▶ **GIVEN EXERCISE**
Reproduce the records below in their entirety, character for character.
┌──
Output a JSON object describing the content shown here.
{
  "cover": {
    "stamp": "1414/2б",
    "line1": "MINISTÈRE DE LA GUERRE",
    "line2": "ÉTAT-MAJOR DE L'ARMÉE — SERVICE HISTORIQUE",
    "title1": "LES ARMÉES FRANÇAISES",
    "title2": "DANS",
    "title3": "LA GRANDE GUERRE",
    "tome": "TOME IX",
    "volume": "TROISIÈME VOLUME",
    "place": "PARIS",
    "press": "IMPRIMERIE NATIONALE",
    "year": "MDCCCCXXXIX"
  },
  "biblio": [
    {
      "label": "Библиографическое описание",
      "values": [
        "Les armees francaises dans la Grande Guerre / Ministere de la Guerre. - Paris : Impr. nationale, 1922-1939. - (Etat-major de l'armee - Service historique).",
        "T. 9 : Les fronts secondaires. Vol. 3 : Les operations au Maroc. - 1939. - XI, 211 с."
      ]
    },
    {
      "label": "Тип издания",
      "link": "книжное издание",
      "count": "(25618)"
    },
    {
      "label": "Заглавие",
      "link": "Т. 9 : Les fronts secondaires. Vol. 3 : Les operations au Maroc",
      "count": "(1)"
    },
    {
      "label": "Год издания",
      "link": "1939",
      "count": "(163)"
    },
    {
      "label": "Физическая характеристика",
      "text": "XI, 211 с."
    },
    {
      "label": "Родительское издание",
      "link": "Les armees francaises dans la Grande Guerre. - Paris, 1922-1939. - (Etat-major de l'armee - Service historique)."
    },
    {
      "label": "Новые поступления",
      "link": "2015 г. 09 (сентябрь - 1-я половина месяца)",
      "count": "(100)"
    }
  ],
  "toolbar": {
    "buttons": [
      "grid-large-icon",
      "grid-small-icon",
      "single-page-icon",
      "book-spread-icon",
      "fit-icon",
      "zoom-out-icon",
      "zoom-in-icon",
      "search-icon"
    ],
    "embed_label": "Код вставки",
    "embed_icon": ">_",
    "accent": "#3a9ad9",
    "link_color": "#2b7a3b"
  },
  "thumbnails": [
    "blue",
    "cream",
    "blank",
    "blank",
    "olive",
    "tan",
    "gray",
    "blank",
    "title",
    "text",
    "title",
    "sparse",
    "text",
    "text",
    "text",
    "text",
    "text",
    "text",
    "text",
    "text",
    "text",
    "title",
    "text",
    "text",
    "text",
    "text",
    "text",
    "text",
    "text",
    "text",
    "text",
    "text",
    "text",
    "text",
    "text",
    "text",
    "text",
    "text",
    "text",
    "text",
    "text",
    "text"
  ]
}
└──
▶ **RESPONSE TO THE EXERCISE**
Output a JSON object describing the content shown here.
{
  "cover": {
    "stamp": "1414/2б",
    "line1": "MINISTÈRE DE LA GUERRE",
    "line2": "ÉTAT-MAJOR DE L'ARMÉE — SERVICE HISTORIQUE",
    "title1": "LES ARMÉES FRANÇAISES",
    "title2": "DANS",
    "title3": "LA GRANDE GUERRE",
    "tome": "TOME IX",
    "volume": "TROISIÈME VOLUME",
    "place": "PARIS",
    "press": "IMPRIMERIE NATIONALE",
    "year": "MDCCCCXXXIX"
  },
  "biblio": [
    {
      "label": "Библиографическое описание",
      "values": [
        "Les armees francaises dans la Grande Guerre / Ministere de la Guerre. - Paris : Impr. nationale, 1922-1939. - (Etat-major de l'armee - Service historique).",
        "T. 9 : Les fronts secondaires. Vol. 3 : Les operations au Maroc. - 1939. - XI, 211 с."
      ]
    },
    {
      "label": "Тип издания",
      "link": "книжное издание",
      "count": "(25618)"
    },
    {
      "label": "Заглавие",
      "link": "Т. 9 : Les fronts secondaires. Vol. 3 : Les operations au Maroc",
      "count": "(1)"
    },
    {
      "label": "Год издания",
      "link": "1939",
      "count": "(163)"
    },
    {
      "label": "Физическая характеристика",
      "text": "XI, 211 с."
    },
    {
      "label": "Родительское издание",
      "link": "Les armees francaises dans la Grande Guerre. - Paris, 1922-1939. - (Etat-major de l'armee - Service historique)."
    },
    {
      "label": "Новые поступления",
      "link": "2015 г. 09 (сентябрь - 1-я половина месяца)",
      "count": "(100)"
    }
  ],
  "toolbar": {
    "buttons": [
      "grid-large-icon",
      "grid-small-icon",
      "single-page-icon",
      "book-spread-icon",
      "fit-icon",
      "zoom-out-icon",
      "zoom-in-icon",
      "search-icon"
    ],
    "embed_label": "Код вставки",
    "embed_icon": ">_",
    "accent": "#3a9ad9",
    "link_color": "#2b7a3b"
  },
  "thumbnails": [
    "blue",
    "cream",
    "blank",
    "blank",
    "olive",
    "tan",
    "gray",
    "blank",
    "title",
    "text",
    "title",
    "sparse",
    "text",
    "text",
    "text",
    "text",
    "text",
    "text",
    "text",
    "text",
    "text",
    "title",
    "text",
    "text",
    "text",
    "text",
    "text",
    "text",
    "text",
    "text",
    "text",
    "text",
    "text",
    "text",
    "text",
    "text",
    "text",
    "text",
    "text",
    "text",
    "text",
    "text"
  ]
}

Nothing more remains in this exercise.